AIM — Repeat the material below exactly, with no pictures.

GIVEN RECORDS —
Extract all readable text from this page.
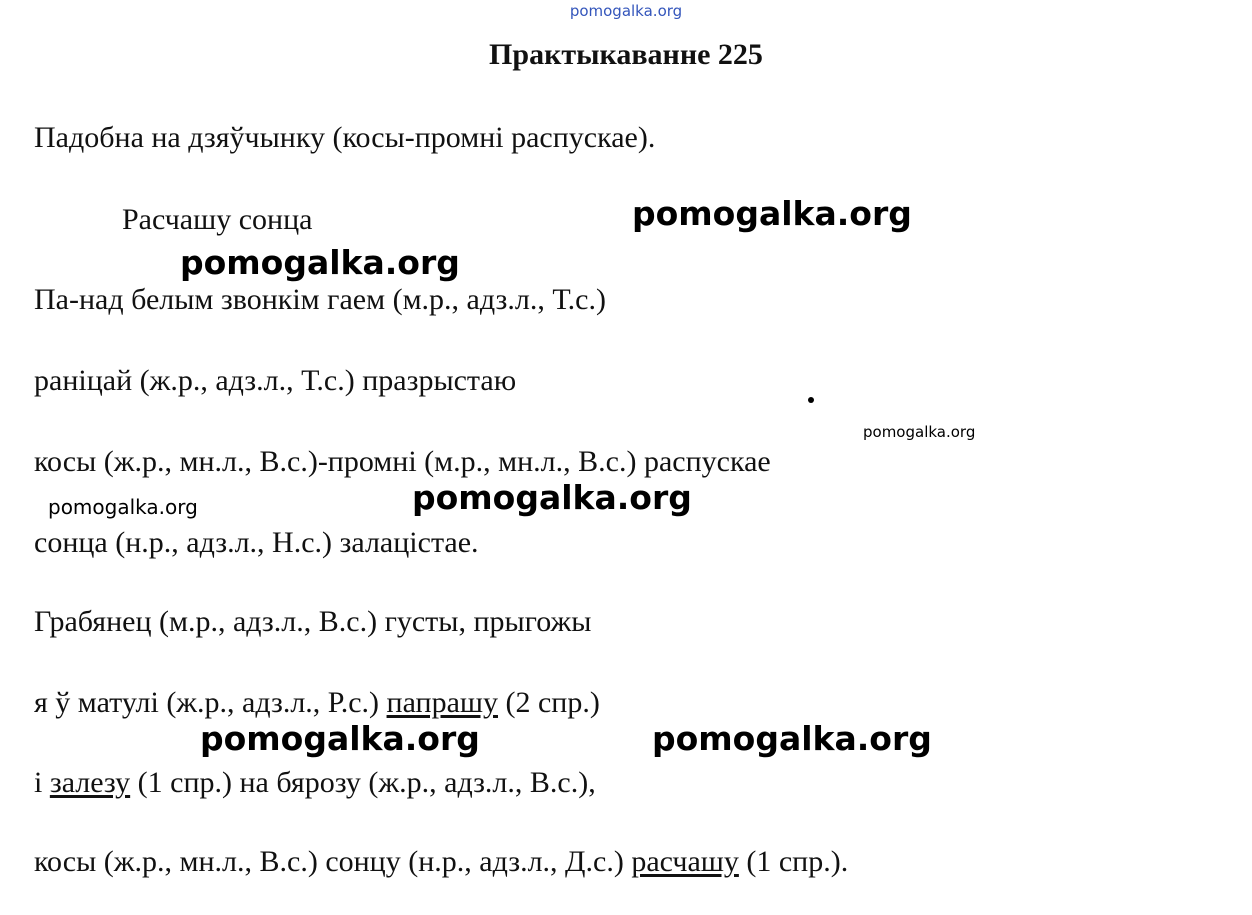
pomogalka.org
Практыкаванне 225
Падобна на дзяўчынку (косы-промні распускае).
Расчашу сонца
Па-над белым звонкім гаем (м.р., адз.л., Т.с.)
раніцай (ж.р., адз.л., Т.с.) празрыстаю
косы (ж.р., мн.л., В.с.)-промні (м.р., мн.л., В.с.) распускае
сонца (н.р., адз.л., Н.с.) залацістае.
Грабянец (м.р., адз.л., В.с.) густы, прыгожы
я ў матулі (ж.р., адз.л., Р.с.) папрашу (2 спр.)
і залезу (1 спр.) на бярозу (ж.р., адз.л., В.с.),
косы (ж.р., мн.л., В.с.) сонцу (н.р., адз.л., Д.с.) расчашу (1 спр.).
pomogalka.org
pomogalka.org
pomogalka.org
pomogalka.org
pomogalka.org
pomogalka.org	pomogalka.org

CORRECT RESPONSE —
Extract all readable text from this page.
pomogalka.org
Практыкаванне 225
Падобна на дзяўчынку (косы-промні распускае).
Расчашу сонца
Па-над белым звонкім гаем (м.р., адз.л., Т.с.)
раніцай (ж.р., адз.л., Т.с.) празрыстаю
косы (ж.р., мн.л., В.с.)-промні (м.р., мн.л., В.с.) распускае
сонца (н.р., адз.л., Н.с.) залацістае.
Грабянец (м.р., адз.л., В.с.) густы, прыгожы
я ў матулі (ж.р., адз.л., Р.с.) папрашу (2 спр.)
і залезу (1 спр.) на бярозу (ж.р., адз.л., В.с.),
косы (ж.р., мн.л., В.с.) сонцу (н.р., адз.л., Д.с.) расчашу (1 спр.).
pomogalka.org
pomogalka.org
pomogalka.org
pomogalka.org
pomogalka.org
pomogalka.org	pomogalka.org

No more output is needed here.